▶ _Data for this task_
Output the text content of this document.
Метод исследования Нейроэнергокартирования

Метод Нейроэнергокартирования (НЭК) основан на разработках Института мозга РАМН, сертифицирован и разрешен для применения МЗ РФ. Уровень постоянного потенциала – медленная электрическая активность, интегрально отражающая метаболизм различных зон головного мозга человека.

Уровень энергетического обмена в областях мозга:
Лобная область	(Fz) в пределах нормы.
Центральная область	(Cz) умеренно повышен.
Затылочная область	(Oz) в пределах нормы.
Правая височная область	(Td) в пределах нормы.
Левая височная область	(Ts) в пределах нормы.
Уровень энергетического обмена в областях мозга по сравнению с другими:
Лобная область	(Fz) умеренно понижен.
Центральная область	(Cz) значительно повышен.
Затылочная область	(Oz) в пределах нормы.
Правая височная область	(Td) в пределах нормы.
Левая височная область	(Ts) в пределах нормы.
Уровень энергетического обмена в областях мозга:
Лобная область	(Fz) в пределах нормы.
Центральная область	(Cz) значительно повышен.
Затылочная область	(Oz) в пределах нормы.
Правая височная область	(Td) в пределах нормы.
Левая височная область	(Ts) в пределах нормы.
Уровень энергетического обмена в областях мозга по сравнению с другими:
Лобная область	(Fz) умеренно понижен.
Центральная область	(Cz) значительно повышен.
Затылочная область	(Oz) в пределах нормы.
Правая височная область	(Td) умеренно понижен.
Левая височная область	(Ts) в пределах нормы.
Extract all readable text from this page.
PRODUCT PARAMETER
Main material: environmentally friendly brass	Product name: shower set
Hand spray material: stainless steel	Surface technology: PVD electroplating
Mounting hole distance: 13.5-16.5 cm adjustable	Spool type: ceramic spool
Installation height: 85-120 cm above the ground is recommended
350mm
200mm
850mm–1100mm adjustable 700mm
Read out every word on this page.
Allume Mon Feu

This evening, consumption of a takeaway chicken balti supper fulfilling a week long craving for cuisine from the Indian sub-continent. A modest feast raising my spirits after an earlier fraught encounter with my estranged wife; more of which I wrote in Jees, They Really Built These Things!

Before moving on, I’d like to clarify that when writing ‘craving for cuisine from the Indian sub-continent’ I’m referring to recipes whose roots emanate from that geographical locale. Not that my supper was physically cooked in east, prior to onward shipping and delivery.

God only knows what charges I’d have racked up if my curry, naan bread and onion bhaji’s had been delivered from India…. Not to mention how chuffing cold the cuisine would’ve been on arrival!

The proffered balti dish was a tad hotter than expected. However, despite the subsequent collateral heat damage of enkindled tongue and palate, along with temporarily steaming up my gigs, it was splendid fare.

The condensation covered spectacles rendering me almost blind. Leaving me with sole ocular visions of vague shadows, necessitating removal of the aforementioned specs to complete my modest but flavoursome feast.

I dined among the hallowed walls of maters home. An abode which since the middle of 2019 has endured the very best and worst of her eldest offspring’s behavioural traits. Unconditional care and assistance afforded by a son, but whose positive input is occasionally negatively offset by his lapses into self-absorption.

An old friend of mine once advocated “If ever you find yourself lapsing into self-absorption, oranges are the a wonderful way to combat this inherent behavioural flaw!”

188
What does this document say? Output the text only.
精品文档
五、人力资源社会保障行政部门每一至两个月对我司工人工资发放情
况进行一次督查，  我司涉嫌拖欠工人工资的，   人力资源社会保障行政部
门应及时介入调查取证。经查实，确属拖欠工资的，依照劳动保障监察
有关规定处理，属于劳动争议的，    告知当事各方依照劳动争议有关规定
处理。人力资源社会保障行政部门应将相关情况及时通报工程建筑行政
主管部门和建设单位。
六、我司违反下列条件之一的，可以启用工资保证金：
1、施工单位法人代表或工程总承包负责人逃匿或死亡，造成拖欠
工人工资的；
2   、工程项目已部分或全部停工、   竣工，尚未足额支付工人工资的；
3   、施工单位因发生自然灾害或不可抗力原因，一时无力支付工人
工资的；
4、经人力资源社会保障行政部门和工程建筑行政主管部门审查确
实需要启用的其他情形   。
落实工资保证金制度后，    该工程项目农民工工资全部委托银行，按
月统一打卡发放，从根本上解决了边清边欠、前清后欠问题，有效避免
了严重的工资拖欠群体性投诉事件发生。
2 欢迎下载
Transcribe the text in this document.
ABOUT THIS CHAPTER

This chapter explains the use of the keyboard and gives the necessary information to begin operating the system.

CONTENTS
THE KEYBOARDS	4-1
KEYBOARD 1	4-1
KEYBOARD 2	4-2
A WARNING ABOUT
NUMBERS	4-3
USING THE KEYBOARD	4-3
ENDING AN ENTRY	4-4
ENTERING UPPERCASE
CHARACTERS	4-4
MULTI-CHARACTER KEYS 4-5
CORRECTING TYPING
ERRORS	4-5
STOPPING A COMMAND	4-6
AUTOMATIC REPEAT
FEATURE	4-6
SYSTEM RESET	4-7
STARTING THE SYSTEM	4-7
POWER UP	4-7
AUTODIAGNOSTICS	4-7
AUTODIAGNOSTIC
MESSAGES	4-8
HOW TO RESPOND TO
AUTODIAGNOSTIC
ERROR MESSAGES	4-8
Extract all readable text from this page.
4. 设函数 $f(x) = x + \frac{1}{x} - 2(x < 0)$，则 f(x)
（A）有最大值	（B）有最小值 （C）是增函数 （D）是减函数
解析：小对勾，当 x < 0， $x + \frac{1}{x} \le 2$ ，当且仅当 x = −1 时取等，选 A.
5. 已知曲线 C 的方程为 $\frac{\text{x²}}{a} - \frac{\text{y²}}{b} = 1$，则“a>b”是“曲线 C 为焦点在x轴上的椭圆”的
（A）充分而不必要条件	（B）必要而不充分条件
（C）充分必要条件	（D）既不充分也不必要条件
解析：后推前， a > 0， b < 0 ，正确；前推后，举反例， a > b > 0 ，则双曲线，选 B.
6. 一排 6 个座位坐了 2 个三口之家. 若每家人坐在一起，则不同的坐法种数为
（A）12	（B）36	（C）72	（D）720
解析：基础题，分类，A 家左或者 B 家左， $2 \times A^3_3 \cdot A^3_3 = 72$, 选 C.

▶ _Instructions for the task_
Each line of the listing above should be output exactly.

▶ _Exercise response_
Output the text content of this document.
Метод исследования Нейроэнергокартирования

Метод Нейроэнергокартирования (НЭК) основан на разработках Института мозга РАМН, сертифицирован и разрешен для применения МЗ РФ. Уровень постоянного потенциала – медленная электрическая активность, интегрально отражающая метаболизм различных зон головного мозга человека.

Уровень энергетического обмена в областях мозга:
Лобная область	(Fz) в пределах нормы.
Центральная область	(Cz) умеренно повышен.
Затылочная область	(Oz) в пределах нормы.
Правая височная область	(Td) в пределах нормы.
Левая височная область	(Ts) в пределах нормы.
Уровень энергетического обмена в областях мозга по сравнению с другими:
Лобная область	(Fz) умеренно понижен.
Центральная область	(Cz) значительно повышен.
Затылочная область	(Oz) в пределах нормы.
Правая височная область	(Td) в пределах нормы.
Левая височная область	(Ts) в пределах нормы.
Уровень энергетического обмена в областях мозга:
Лобная область	(Fz) в пределах нормы.
Центральная область	(Cz) значительно повышен.
Затылочная область	(Oz) в пределах нормы.
Правая височная область	(Td) в пределах нормы.
Левая височная область	(Ts) в пределах нормы.
Уровень энергетического обмена в областях мозга по сравнению с другими:
Лобная область	(Fz) умеренно понижен.
Центральная область	(Cz) значительно повышен.
Затылочная область	(Oz) в пределах нормы.
Правая височная область	(Td) умеренно понижен.
Левая височная область	(Ts) в пределах нормы.
Extract all readable text from this page.
PRODUCT PARAMETER
Main material: environmentally friendly brass	Product name: shower set
Hand spray material: stainless steel	Surface technology: PVD electroplating
Mounting hole distance: 13.5-16.5 cm adjustable	Spool type: ceramic spool
Installation height: 85-120 cm above the ground is recommended
350mm
200mm
850mm–1100mm adjustable 700mm
Read out every word on this page.
Allume Mon Feu

This evening, consumption of a takeaway chicken balti supper fulfilling a week long craving for cuisine from the Indian sub-continent. A modest feast raising my spirits after an earlier fraught encounter with my estranged wife; more of which I wrote in Jees, They Really Built These Things!

Before moving on, I’d like to clarify that when writing ‘craving for cuisine from the Indian sub-continent’ I’m referring to recipes whose roots emanate from that geographical locale. Not that my supper was physically cooked in east, prior to onward shipping and delivery.

God only knows what charges I’d have racked up if my curry, naan bread and onion bhaji’s had been delivered from India…. Not to mention how chuffing cold the cuisine would’ve been on arrival!

The proffered balti dish was a tad hotter than expected. However, despite the subsequent collateral heat damage of enkindled tongue and palate, along with temporarily steaming up my gigs, it was splendid fare.

The condensation covered spectacles rendering me almost blind. Leaving me with sole ocular visions of vague shadows, necessitating removal of the aforementioned specs to complete my modest but flavoursome feast.

I dined among the hallowed walls of maters home. An abode which since the middle of 2019 has endured the very best and worst of her eldest offspring’s behavioural traits. Unconditional care and assistance afforded by a son, but whose positive input is occasionally negatively offset by his lapses into self-absorption.

An old friend of mine once advocated “If ever you find yourself lapsing into self-absorption, oranges are the a wonderful way to combat this inherent behavioural flaw!”

188
What does this document say? Output the text only.
精品文档
五、人力资源社会保障行政部门每一至两个月对我司工人工资发放情
况进行一次督查，  我司涉嫌拖欠工人工资的，   人力资源社会保障行政部
门应及时介入调查取证。经查实，确属拖欠工资的，依照劳动保障监察
有关规定处理，属于劳动争议的，    告知当事各方依照劳动争议有关规定
处理。人力资源社会保障行政部门应将相关情况及时通报工程建筑行政
主管部门和建设单位。
六、我司违反下列条件之一的，可以启用工资保证金：
1、施工单位法人代表或工程总承包负责人逃匿或死亡，造成拖欠
工人工资的；
2   、工程项目已部分或全部停工、   竣工，尚未足额支付工人工资的；
3   、施工单位因发生自然灾害或不可抗力原因，一时无力支付工人
工资的；
4、经人力资源社会保障行政部门和工程建筑行政主管部门审查确
实需要启用的其他情形   。
落实工资保证金制度后，    该工程项目农民工工资全部委托银行，按
月统一打卡发放，从根本上解决了边清边欠、前清后欠问题，有效避免
了严重的工资拖欠群体性投诉事件发生。
2 欢迎下载
Transcribe the text in this document.
ABOUT THIS CHAPTER

This chapter explains the use of the keyboard and gives the necessary information to begin operating the system.

CONTENTS
THE KEYBOARDS	4-1
KEYBOARD 1	4-1
KEYBOARD 2	4-2
A WARNING ABOUT
NUMBERS	4-3
USING THE KEYBOARD	4-3
ENDING AN ENTRY	4-4
ENTERING UPPERCASE
CHARACTERS	4-4
MULTI-CHARACTER KEYS 4-5
CORRECTING TYPING
ERRORS	4-5
STOPPING A COMMAND	4-6
AUTOMATIC REPEAT
FEATURE	4-6
SYSTEM RESET	4-7
STARTING THE SYSTEM	4-7
POWER UP	4-7
AUTODIAGNOSTICS	4-7
AUTODIAGNOSTIC
MESSAGES	4-8
HOW TO RESPOND TO
AUTODIAGNOSTIC
ERROR MESSAGES	4-8
Extract all readable text from this page.
4. 设函数 $f(x) = x + \frac{1}{x} - 2(x < 0)$，则 f(x)
（A）有最大值	（B）有最小值 （C）是增函数 （D）是减函数
解析：小对勾，当 x < 0， $x + \frac{1}{x} \le 2$ ，当且仅当 x = −1 时取等，选 A.
5. 已知曲线 C 的方程为 $\frac{\text{x²}}{a} - \frac{\text{y²}}{b} = 1$，则“a>b”是“曲线 C 为焦点在x轴上的椭圆”的
（A）充分而不必要条件	（B）必要而不充分条件
（C）充分必要条件	（D）既不充分也不必要条件
解析：后推前， a > 0， b < 0 ，正确；前推后，举反例， a > b > 0 ，则双曲线，选 B.
6. 一排 6 个座位坐了 2 个三口之家. 若每家人坐在一起，则不同的坐法种数为
（A）12	（B）36	（C）72	（D）720
解析：基础题，分类，A 家左或者 B 家左， $2 \times A^3_3 \cdot A^3_3 = 72$, 选 C.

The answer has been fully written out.